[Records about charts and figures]

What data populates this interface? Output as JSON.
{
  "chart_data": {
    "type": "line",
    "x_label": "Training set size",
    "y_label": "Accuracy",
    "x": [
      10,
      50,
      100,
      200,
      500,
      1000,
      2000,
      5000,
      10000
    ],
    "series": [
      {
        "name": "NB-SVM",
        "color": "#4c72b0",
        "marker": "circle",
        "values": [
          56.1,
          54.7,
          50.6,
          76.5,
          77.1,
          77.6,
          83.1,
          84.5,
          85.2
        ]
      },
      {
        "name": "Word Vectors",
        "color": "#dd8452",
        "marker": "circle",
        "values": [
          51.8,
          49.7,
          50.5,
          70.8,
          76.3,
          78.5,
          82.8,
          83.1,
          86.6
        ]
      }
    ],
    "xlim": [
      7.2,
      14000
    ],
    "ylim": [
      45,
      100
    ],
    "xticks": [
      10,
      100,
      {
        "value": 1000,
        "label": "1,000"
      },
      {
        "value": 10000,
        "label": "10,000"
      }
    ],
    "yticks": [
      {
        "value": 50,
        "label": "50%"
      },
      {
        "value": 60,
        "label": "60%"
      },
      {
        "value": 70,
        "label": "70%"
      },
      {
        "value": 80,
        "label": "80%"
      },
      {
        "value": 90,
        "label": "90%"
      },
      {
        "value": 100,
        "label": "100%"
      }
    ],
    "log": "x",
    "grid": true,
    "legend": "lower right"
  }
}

# Short task
Output each entry precisely as given.

# Answer to the task
What data populates this interface? Output as JSON.
{
  "chart_data": {
    "type": "line",
    "x_label": "Training set size",
    "y_label": "Accuracy",
    "x": [
      10,
      50,
      100,
      200,
      500,
      1000,
      2000,
      5000,
      10000
    ],
    "series": [
      {
        "name": "NB-SVM",
        "color": "#4c72b0",
        "marker": "circle",
        "values": [
          56.1,
          54.7,
          50.6,
          76.5,
          77.1,
          77.6,
          83.1,
          84.5,
          85.2
        ]
      },
      {
        "name": "Word Vectors",
        "color": "#dd8452",
        "marker": "circle",
        "values": [
          51.8,
          49.7,
          50.5,
          70.8,
          76.3,
          78.5,
          82.8,
          83.1,
          86.6
        ]
      }
    ],
    "xlim": [
      7.2,
      14000
    ],
    "ylim": [
      45,
      100
    ],
    "xticks": [
      10,
      100,
      {
        "value": 1000,
        "label": "1,000"
      },
      {
        "value": 10000,
        "label": "10,000"
      }
    ],
    "yticks": [
      {
        "value": 50,
        "label": "50%"
      },
      {
        "value": 60,
        "label": "60%"
      },
      {
        "value": 70,
        "label": "70%"
      },
      {
        "value": 80,
        "label": "80%"
      },
      {
        "value": 90,
        "label": "90%"
      },
      {
        "value": 100,
        "label": "100%"
      }
    ],
    "log": "x",
    "grid": true,
    "legend": "lower right"
  }
}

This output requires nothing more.